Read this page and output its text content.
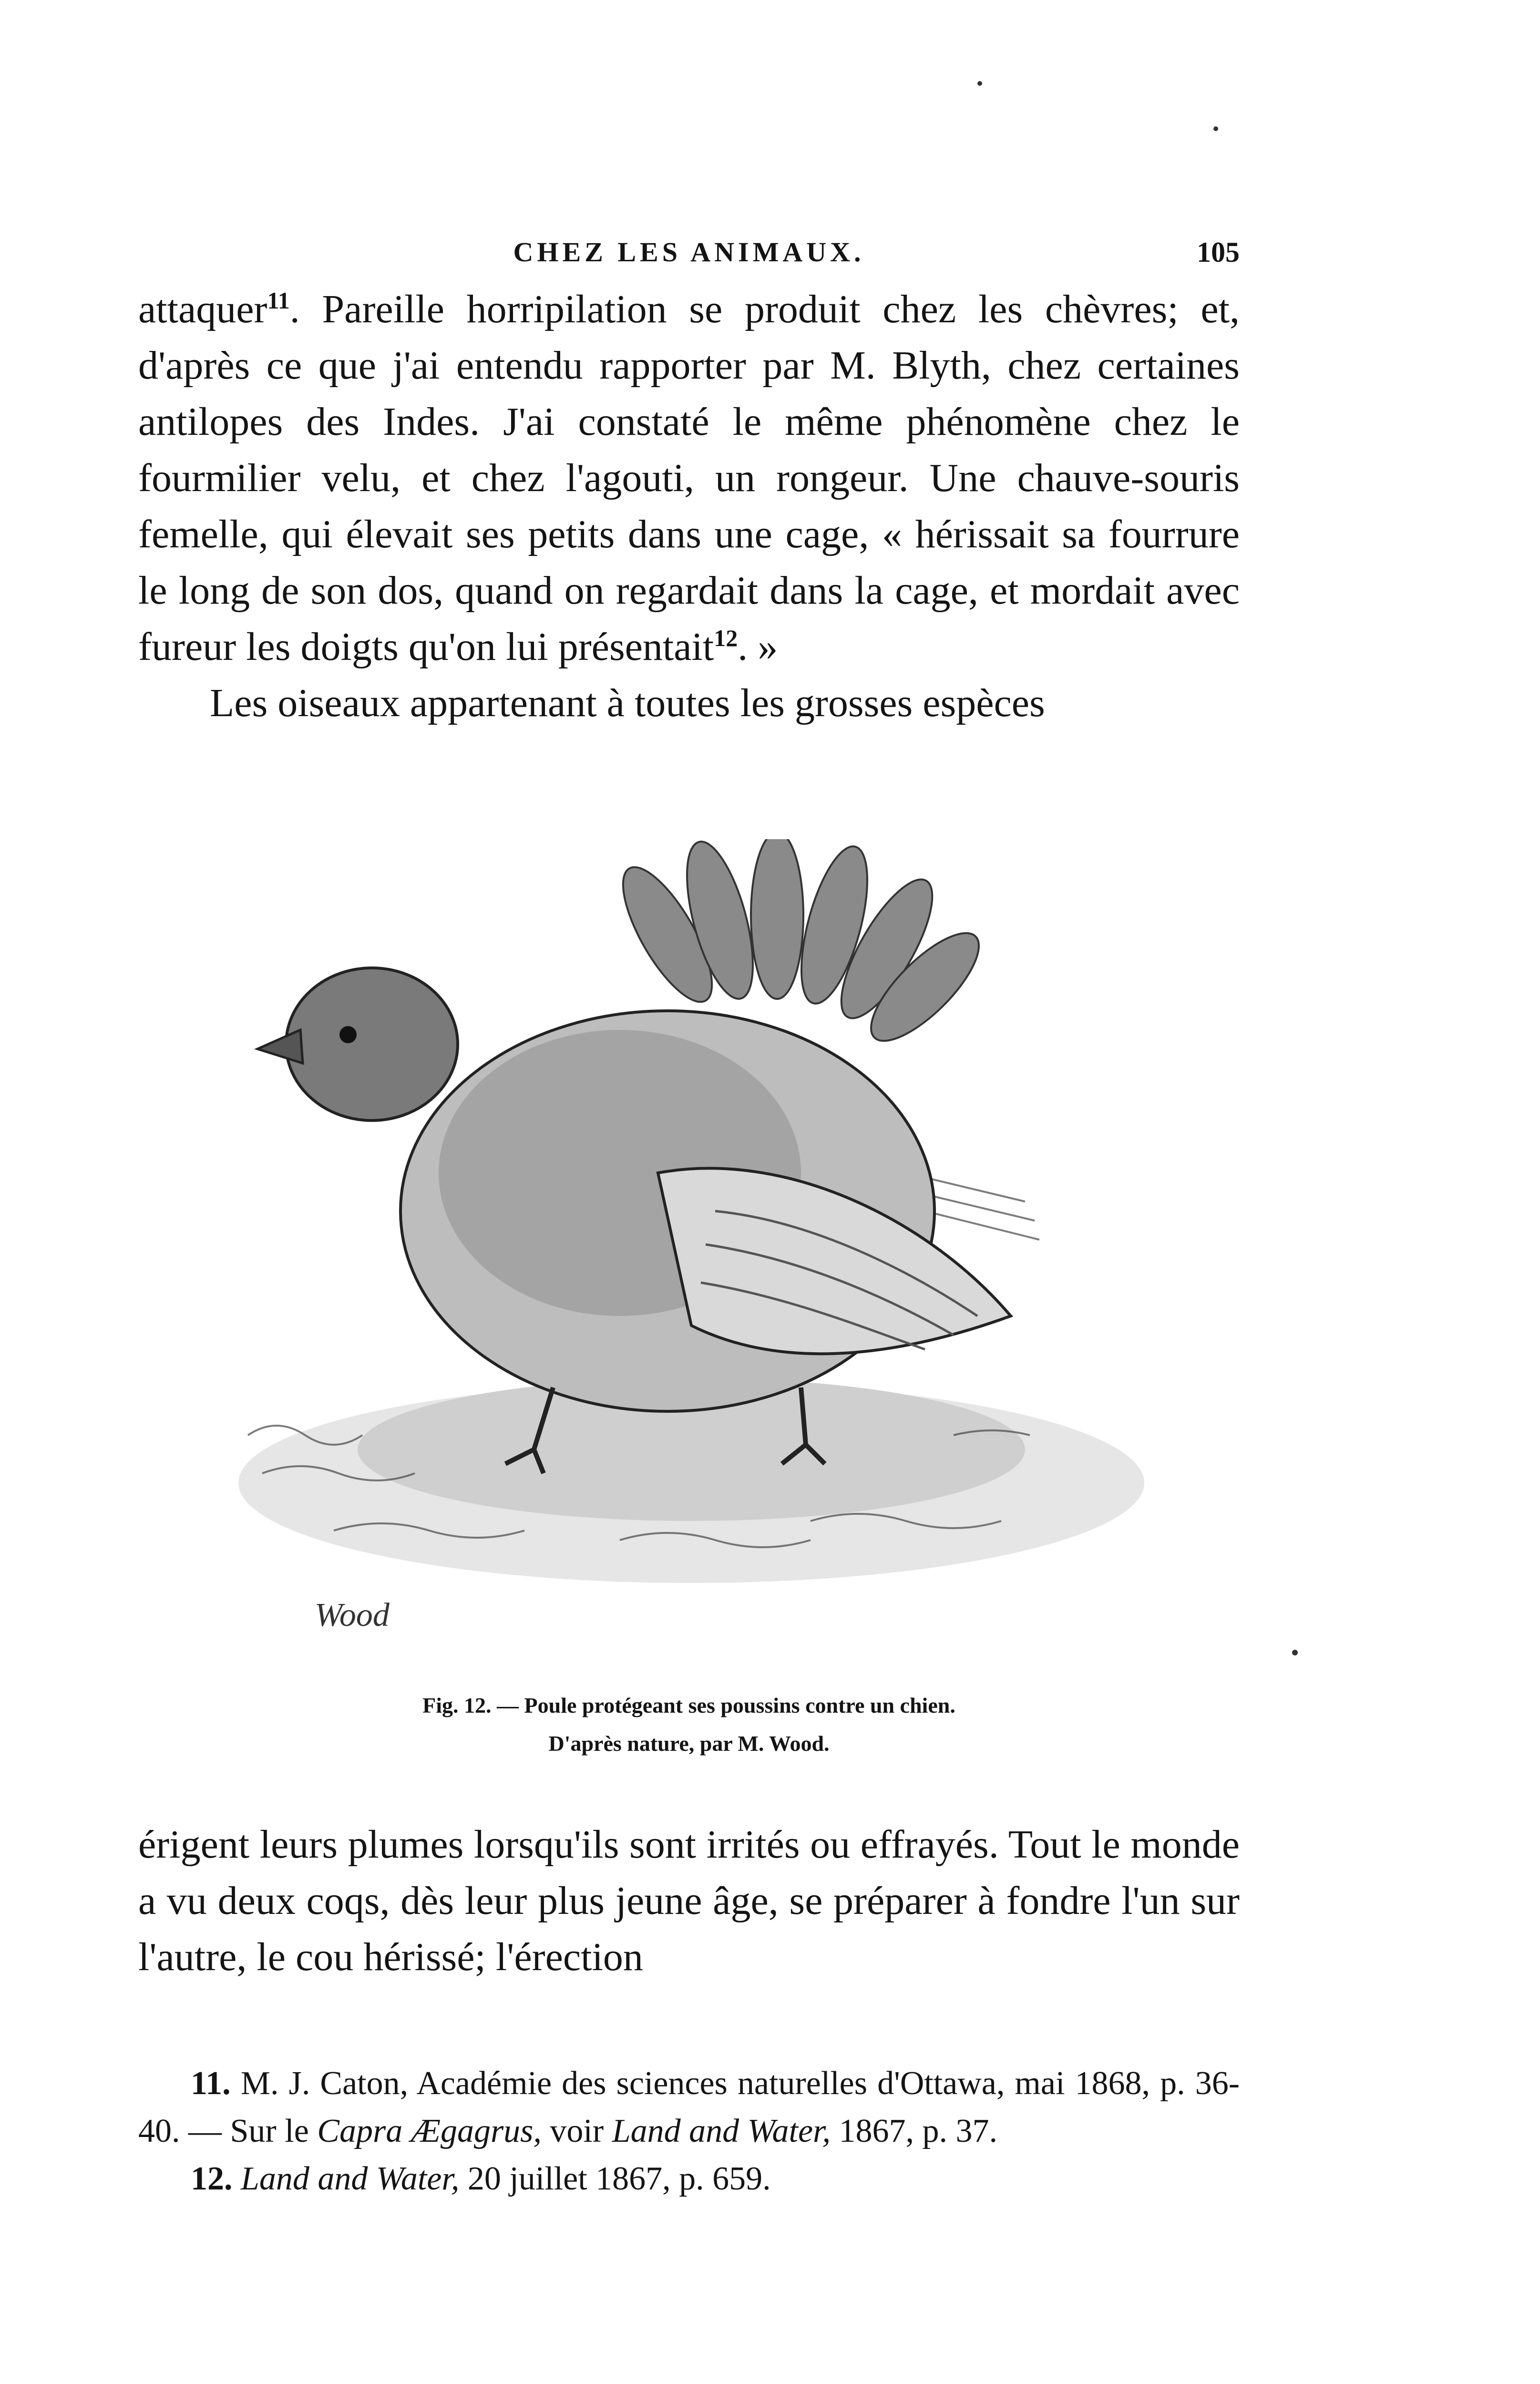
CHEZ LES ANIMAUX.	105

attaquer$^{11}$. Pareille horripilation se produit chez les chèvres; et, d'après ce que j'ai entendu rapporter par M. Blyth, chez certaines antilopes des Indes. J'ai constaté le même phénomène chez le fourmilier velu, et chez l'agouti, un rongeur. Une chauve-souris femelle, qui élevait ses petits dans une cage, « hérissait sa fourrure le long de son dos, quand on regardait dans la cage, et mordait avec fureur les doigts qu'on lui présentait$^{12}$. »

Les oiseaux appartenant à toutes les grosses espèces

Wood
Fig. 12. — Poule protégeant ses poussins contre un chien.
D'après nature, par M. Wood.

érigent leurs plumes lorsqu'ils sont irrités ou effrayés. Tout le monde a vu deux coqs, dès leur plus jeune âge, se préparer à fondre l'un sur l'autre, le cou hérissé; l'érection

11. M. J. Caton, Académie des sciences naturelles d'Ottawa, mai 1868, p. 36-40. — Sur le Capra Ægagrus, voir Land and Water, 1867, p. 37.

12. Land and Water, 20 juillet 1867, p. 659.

GOAL OF THE EXERCISE — Repeat the data exactly in full, omitting its pictures.

TASK ANSWER —
Read this page and output its text content.
CHEZ LES ANIMAUX.	105

attaquer$^{11}$. Pareille horripilation se produit chez les chèvres; et, d'après ce que j'ai entendu rapporter par M. Blyth, chez certaines antilopes des Indes. J'ai constaté le même phénomène chez le fourmilier velu, et chez l'agouti, un rongeur. Une chauve-souris femelle, qui élevait ses petits dans une cage, « hérissait sa fourrure le long de son dos, quand on regardait dans la cage, et mordait avec fureur les doigts qu'on lui présentait$^{12}$. »

Les oiseaux appartenant à toutes les grosses espèces

Wood
Fig. 12. — Poule protégeant ses poussins contre un chien.
D'après nature, par M. Wood.

érigent leurs plumes lorsqu'ils sont irrités ou effrayés. Tout le monde a vu deux coqs, dès leur plus jeune âge, se préparer à fondre l'un sur l'autre, le cou hérissé; l'érection

11. M. J. Caton, Académie des sciences naturelles d'Ottawa, mai 1868, p. 36-40. — Sur le Capra Ægagrus, voir Land and Water, 1867, p. 37.

12. Land and Water, 20 juillet 1867, p. 659.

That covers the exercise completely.